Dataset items

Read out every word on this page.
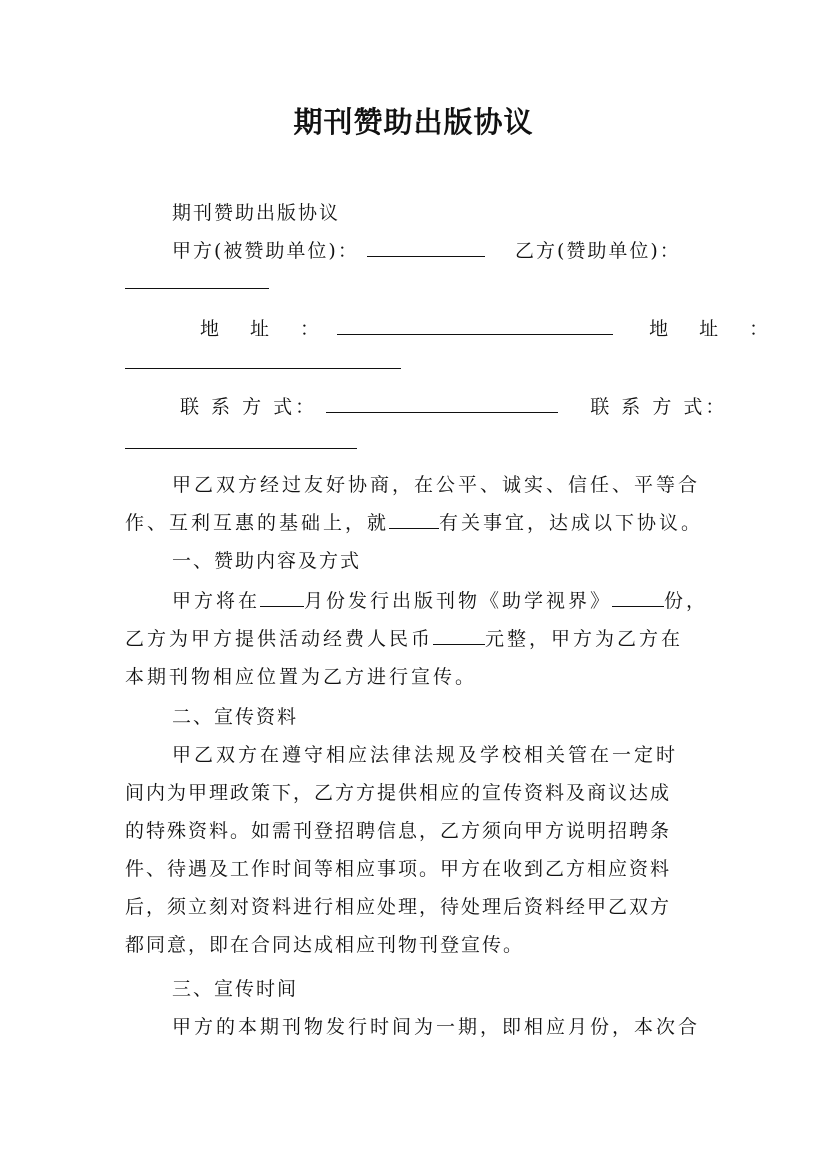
期刊赞助出版协议
期刊赞助出版协议
甲方(被赞助单位)：	乙方(赞助单位)：
地　址　：	地　址　：
联 系 方 式：	联 系 方 式：
甲乙双方经过友好协商，在公平、诚实、信任、平等合
作、互利互惠的基础上，就	有关事宜，达成以下协议。
一、赞助内容及方式
甲方将在 月份发行出版刊物《助学视界》	份，
乙方为甲方提供活动经费人民币	元整，甲方为乙方在
本期刊物相应位置为乙方进行宣传。
二、宣传资料
甲乙双方在遵守相应法律法规及学校相关管在一定时
间内为甲理政策下，乙方方提供相应的宣传资料及商议达成
的特殊资料。如需刊登招聘信息，乙方须向甲方说明招聘条
件、待遇及工作时间等相应事项。甲方在收到乙方相应资料
后，须立刻对资料进行相应处理，待处理后资料经甲乙双方
都同意，即在合同达成相应刊物刊登宣传。
三、宣传时间
甲方的本期刊物发行时间为一期，即相应月份，本次合
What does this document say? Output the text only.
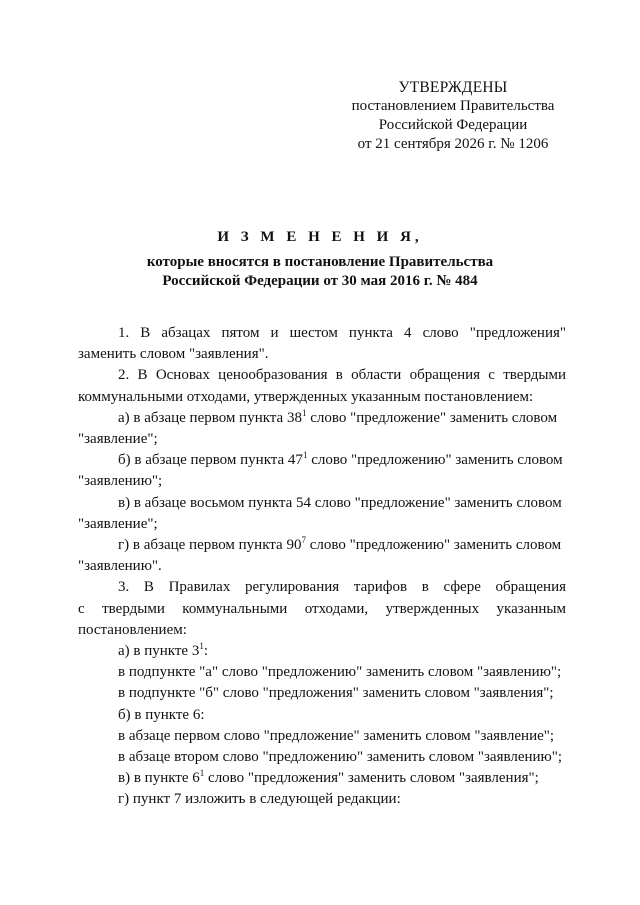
УТВЕРЖДЕНЫ
постановлением Правительства
Российской Федерации
от 21 сентября 2026 г. № 1206
И З М Е Н Е Н И Я,
которые вносятся в постановление Правительства
Российской Федерации от 30 мая 2016 г. № 484

1. В абзацах пятом и шестом пункта 4 слово "предложения"

заменить словом "заявления".

2. В Основах ценообразования в области обращения с твердыми

коммунальными отходами, утвержденных указанным постановлением:

а) в абзаце первом пункта $38^1$ слово "предложение" заменить словом

"заявление";

б) в абзаце первом пункта $47^1$ слово "предложению" заменить словом

"заявлению";

в) в абзаце восьмом пункта 54 слово "предложение" заменить словом

"заявление";

г) в абзаце первом пункта $90^7$ слово "предложению" заменить словом

"заявлению".

3. В Правилах регулирования тарифов в сфере обращения

с твердыми коммунальными отходами, утвержденных указанным

постановлением:

а) в пункте $3^1$:

в подпункте "а" слово "предложению" заменить словом "заявлению";

в подпункте "б" слово "предложения" заменить словом "заявления";

б) в пункте 6:

в абзаце первом слово "предложение" заменить словом "заявление";

в абзаце втором слово "предложению" заменить словом "заявлению";

в) в пункте $6^1$ слово "предложения" заменить словом "заявления";

г) пункт 7 изложить в следующей редакции:
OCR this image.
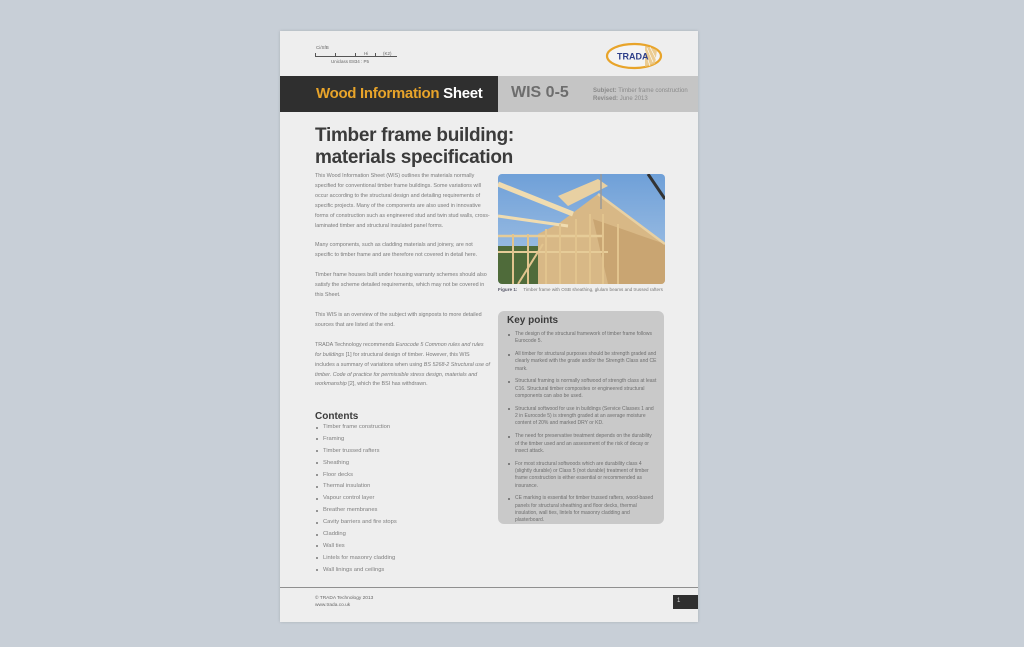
Ci/SfB
Hi	(K2)
Uniclass E834 : P5	TRADA
Wood Information Sheet WIS 0-5	Subject: Timber frame construction
Revised: June 2013
Timber frame building:
materials specification

This Wood Information Sheet (WIS) outlines the materials normally specified for conventional timber frame buildings. Some variations will occur according to the structural design and detailing requirements of specific projects. Many of the components are also used in innovative forms of construction such as engineered stud and twin stud walls, cross-laminated timber and structural insulated panel forms.

Many components, such as cladding materials and joinery, are not specific to timber frame and are therefore not covered in detail here.

Timber frame houses built under housing warranty schemes should also satisfy the scheme detailed requirements, which may not be covered in this Sheet.

This WIS is an overview of the subject with signposts to more detailed sources that are listed at the end.

TRADA Technology recommends Eurocode 5 Common rules and rules for buildings [1] for structural design of timber. However, this WIS includes a summary of variations when using BS 5268-2 Structural use of timber. Code of practice for permissible stress design, materials and workmanship [2], which the BSI has withdrawn.

Contents
Timber frame construction
Framing
Timber trussed rafters
Sheathing
Floor decks
Thermal insulation
Vapour control layer
Breather membranes
Cavity barriers and fire stops
Cladding
Wall ties
Lintels for masonry cladding
Wall linings and ceilings
Figure 1: Timber frame with OSB sheathing, glulam beams and trussed rafters
Key points
The design of the structural framework of timber frame follows Eurocode 5.
All timber for structural purposes should be strength graded and clearly marked with the grade and/or the Strength Class and CE mark.
Structural framing is normally softwood of strength class at least C16. Structural timber composites or engineered structural components can also be used.
Structural softwood for use in buildings (Service Classes 1 and 2 in Eurocode 5) is strength graded at an average moisture content of 20% and marked DRY or KD.
The need for preservative treatment depends on the durability of the timber used and an assessment of the risk of decay or insect attack.
For most structural softwoods which are durability class 4 (slightly durable) or Class 5 (not durable) treatment of timber frame construction is either essential or recommended as insurance.
CE marking is essential for timber trussed rafters, wood-based panels for structural sheathing and floor decks, thermal insulation, wall ties, lintels for masonry cladding and plasterboard.
© TRADA Technology 2013
www.trada.co.uk
1
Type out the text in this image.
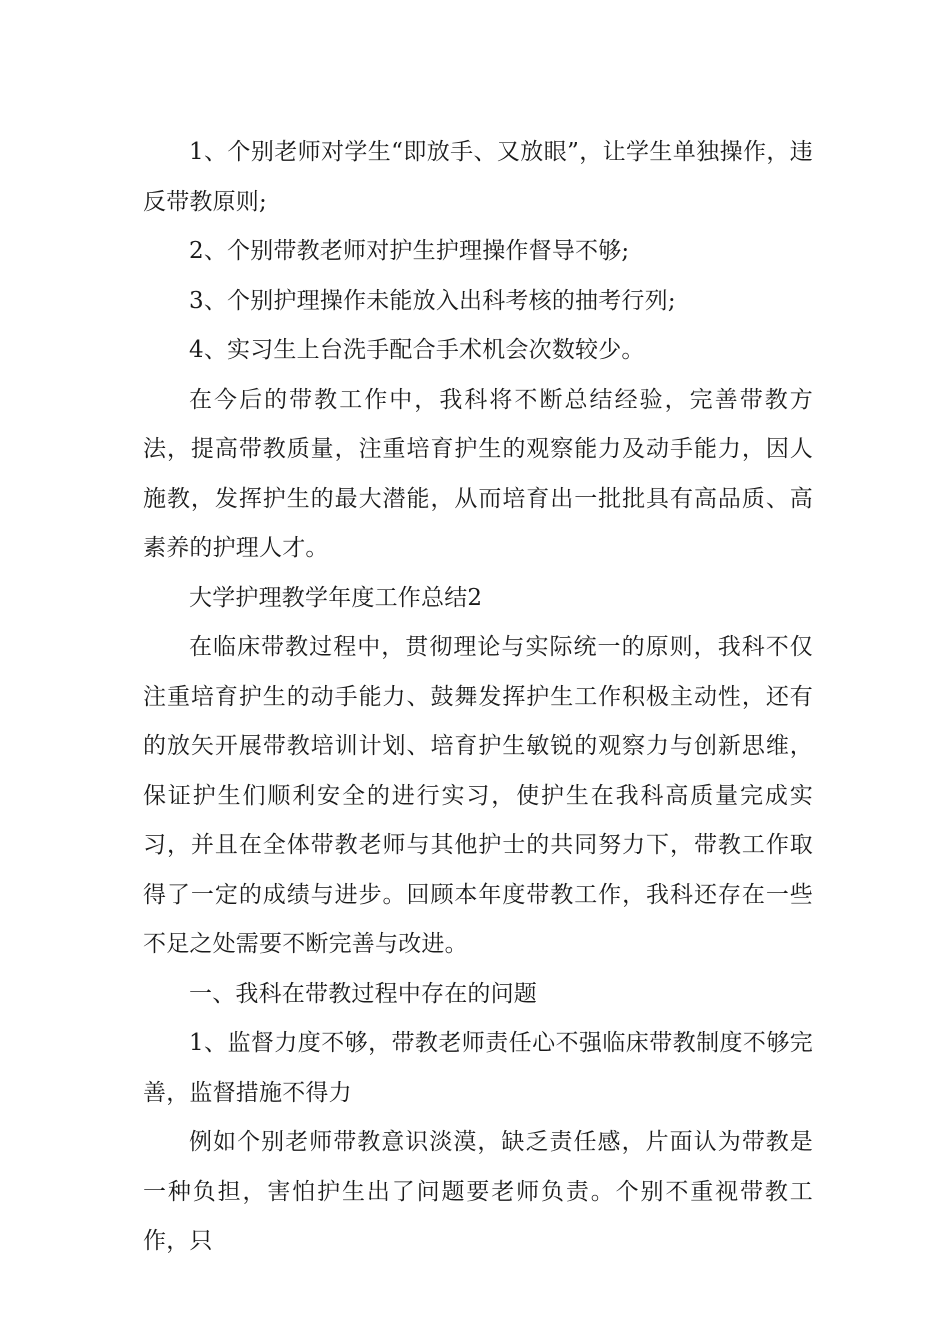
1、个别老师对学生“即放手、又放眼”，让学生单独操作，违反带教原则;

2、个别带教老师对护生护理操作督导不够;

3、个别护理操作未能放入出科考核的抽考行列;

4、实习生上台洗手配合手术机会次数较少。

在今后的带教工作中，我科将不断总结经验，完善带教方法，提高带教质量，注重培育护生的观察能力及动手能力，因人施教，发挥护生的最大潜能，从而培育出一批批具有高品质、高素养的护理人才。

大学护理教学年度工作总结2

在临床带教过程中，贯彻理论与实际统一的原则，我科不仅注重培育护生的动手能力、鼓舞发挥护生工作积极主动性，还有的放矢开展带教培训计划、培育护生敏锐的观察力与创新思维，保证护生们顺利安全的进行实习，使护生在我科高质量完成实习，并且在全体带教老师与其他护士的共同努力下，带教工作取得了一定的成绩与进步。回顾本年度带教工作，我科还存在一些不足之处需要不断完善与改进。

一、我科在带教过程中存在的问题

1、监督力度不够，带教老师责任心不强临床带教制度不够完善，监督措施不得力

例如个别老师带教意识淡漠，缺乏责任感，片面认为带教是一种负担，害怕护生出了问题要老师负责。个别不重视带教工作，只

**Given exercise**
Check each line of the entries above for the word "утвержденных". List the ones that have it.

**Full response**
коммунальными отходами, утвержденных указанным постановлением:
с твердыми коммунальными отходами, утвержденных указанным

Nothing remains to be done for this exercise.